- [PROBLEM TO WORK ON]
Do any lines in the data below contain "Upstream"? If so, copy every one of them.

### MATERIAL FOR THIS TASK ###

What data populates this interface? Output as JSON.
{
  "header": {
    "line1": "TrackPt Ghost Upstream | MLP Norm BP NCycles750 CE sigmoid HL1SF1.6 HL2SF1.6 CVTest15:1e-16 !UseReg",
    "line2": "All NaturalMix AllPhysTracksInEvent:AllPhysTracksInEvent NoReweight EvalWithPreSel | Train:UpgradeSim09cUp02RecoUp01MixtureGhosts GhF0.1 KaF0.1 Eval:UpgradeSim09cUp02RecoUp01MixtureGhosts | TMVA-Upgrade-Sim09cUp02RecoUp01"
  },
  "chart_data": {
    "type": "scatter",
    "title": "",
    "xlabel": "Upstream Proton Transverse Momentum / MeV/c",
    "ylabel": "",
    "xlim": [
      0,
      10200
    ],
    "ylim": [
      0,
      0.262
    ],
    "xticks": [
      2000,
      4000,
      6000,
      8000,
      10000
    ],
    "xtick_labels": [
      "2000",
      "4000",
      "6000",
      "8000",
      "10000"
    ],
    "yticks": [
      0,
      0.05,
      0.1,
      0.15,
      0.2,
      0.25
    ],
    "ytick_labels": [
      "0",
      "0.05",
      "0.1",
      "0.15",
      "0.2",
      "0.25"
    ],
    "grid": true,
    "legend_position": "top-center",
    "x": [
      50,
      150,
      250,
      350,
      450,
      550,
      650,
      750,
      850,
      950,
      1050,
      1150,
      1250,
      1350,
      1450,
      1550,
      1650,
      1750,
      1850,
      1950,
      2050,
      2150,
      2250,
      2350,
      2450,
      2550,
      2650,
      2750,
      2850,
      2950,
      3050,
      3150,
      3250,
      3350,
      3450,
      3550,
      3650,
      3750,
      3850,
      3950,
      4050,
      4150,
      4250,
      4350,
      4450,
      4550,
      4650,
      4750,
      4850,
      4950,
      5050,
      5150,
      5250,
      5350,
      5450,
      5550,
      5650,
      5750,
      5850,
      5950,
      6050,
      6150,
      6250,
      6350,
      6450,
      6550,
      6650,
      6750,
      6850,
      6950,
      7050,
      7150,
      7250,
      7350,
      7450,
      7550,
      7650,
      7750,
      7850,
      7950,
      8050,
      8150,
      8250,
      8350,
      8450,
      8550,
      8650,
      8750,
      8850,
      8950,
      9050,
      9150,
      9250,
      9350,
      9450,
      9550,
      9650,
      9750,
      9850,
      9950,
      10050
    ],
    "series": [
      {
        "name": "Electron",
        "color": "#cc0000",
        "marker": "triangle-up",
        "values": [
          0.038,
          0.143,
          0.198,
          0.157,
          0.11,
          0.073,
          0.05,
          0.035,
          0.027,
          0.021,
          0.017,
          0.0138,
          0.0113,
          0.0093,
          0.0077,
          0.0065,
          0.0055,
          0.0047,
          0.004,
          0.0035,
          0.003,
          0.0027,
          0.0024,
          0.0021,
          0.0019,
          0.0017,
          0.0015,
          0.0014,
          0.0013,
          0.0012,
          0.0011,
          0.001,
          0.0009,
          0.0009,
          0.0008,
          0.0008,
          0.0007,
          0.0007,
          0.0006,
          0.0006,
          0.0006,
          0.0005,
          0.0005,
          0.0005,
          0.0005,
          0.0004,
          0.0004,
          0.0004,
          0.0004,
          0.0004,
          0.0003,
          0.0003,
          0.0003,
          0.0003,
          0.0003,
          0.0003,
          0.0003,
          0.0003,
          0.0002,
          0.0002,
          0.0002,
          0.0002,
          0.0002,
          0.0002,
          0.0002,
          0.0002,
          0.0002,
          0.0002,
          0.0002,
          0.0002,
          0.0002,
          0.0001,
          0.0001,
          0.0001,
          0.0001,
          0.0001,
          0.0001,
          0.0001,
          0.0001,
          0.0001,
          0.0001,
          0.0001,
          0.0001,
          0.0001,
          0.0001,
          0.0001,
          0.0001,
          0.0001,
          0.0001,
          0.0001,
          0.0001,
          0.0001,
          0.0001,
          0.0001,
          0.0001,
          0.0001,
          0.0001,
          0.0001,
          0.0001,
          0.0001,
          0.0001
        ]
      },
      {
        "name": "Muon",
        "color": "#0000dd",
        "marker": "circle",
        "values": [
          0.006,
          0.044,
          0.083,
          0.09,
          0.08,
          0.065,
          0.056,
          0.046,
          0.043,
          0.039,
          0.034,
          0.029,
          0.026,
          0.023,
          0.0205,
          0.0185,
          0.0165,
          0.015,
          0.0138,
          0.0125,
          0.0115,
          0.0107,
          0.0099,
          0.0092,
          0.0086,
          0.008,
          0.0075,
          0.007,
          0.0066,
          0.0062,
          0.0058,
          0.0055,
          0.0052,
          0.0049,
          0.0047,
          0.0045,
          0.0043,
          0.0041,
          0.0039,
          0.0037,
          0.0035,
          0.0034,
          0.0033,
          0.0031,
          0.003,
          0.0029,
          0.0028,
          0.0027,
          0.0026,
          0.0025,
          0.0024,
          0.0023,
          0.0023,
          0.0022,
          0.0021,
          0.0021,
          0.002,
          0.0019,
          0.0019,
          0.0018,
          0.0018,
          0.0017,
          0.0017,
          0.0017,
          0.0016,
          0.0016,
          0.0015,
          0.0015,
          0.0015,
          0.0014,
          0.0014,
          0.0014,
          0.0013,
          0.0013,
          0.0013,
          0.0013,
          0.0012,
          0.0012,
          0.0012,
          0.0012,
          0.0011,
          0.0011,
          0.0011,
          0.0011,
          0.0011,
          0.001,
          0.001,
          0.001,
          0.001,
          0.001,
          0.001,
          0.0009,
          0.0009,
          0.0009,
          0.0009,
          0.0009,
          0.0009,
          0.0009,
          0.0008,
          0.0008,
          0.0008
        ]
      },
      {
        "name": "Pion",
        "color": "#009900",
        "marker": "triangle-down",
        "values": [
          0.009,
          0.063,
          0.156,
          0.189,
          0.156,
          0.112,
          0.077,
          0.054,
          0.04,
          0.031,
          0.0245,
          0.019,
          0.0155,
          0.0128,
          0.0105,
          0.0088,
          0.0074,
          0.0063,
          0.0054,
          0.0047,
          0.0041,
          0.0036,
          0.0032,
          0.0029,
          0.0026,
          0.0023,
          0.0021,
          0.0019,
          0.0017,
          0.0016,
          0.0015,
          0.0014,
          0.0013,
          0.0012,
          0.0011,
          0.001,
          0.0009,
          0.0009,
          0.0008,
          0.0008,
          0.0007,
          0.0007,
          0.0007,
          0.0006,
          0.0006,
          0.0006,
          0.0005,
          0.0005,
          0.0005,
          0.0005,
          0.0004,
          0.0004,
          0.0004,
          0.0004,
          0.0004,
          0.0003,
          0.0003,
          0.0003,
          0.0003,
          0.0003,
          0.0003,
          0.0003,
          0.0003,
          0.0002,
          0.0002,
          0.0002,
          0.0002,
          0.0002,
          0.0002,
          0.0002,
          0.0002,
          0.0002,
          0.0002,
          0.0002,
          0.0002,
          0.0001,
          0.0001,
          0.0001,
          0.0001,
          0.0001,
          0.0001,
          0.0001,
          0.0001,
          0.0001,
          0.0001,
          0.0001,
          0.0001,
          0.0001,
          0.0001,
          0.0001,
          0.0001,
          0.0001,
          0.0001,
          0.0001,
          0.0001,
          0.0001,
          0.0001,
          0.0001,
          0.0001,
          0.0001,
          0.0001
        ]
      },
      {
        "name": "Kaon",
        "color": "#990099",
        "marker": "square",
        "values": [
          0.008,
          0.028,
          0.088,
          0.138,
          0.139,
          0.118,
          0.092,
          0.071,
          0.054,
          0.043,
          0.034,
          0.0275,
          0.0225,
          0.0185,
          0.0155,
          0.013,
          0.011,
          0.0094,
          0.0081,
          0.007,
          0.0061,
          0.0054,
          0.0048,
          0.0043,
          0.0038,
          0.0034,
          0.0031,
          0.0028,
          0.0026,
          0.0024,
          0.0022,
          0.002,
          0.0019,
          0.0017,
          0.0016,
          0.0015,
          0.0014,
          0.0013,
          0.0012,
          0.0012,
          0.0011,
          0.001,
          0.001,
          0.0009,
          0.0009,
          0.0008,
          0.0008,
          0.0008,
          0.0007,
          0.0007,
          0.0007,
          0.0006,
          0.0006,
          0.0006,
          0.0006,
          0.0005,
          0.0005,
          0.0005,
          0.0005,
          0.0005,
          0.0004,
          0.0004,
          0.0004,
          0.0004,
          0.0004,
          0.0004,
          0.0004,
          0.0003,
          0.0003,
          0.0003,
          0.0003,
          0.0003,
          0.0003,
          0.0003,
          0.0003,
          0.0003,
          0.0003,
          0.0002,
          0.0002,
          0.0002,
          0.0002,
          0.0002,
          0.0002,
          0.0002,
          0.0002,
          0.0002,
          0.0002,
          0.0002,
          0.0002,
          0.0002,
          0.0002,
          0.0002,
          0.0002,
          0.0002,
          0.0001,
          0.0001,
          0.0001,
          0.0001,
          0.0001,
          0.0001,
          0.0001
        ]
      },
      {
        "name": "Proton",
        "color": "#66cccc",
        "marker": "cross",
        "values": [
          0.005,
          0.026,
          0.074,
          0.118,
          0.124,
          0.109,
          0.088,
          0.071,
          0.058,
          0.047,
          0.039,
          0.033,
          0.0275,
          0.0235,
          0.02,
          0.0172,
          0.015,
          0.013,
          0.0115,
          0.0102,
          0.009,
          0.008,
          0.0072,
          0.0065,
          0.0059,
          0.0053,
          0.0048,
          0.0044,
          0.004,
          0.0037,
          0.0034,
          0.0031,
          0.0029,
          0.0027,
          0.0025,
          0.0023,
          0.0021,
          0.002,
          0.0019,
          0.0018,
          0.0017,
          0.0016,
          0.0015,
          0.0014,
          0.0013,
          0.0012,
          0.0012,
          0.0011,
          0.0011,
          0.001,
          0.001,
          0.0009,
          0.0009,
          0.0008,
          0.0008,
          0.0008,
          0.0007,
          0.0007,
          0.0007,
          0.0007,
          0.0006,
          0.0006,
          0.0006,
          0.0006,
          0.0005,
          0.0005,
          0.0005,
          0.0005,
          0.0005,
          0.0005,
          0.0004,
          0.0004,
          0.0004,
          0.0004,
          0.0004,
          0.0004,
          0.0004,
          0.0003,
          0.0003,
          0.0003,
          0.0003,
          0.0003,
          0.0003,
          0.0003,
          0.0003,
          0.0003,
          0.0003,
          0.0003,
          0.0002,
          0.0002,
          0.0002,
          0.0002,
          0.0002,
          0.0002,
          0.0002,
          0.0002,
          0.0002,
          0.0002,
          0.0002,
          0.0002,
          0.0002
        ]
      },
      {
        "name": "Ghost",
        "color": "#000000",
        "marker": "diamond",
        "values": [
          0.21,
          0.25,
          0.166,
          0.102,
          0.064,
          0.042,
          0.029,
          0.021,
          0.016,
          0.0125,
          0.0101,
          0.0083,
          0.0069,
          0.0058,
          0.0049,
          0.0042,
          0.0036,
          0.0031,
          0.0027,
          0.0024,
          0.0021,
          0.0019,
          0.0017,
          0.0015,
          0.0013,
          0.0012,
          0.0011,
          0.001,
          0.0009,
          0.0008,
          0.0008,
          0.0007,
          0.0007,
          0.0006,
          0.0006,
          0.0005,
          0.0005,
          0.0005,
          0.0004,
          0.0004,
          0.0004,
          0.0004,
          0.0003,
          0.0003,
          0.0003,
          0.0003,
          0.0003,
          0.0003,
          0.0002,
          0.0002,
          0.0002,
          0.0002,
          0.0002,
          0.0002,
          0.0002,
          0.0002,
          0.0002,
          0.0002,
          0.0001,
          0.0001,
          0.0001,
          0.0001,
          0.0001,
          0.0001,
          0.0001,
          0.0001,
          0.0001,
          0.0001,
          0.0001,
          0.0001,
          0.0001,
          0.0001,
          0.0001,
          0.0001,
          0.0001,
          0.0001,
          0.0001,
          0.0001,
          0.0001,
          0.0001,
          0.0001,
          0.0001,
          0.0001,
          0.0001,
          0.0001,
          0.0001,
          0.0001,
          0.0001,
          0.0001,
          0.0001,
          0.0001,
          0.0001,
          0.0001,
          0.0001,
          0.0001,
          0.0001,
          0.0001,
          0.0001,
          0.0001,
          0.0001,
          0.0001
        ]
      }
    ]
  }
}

###

- [FULL RESPONSE]
    "line1": "TrackPt Ghost Upstream | MLP Norm BP NCycles750 CE sigmoid HL1SF1.6 HL2SF1.6 CVTest15:1e-16 !UseReg",
    "xlabel": "Upstream Proton Transverse Momentum / MeV/c",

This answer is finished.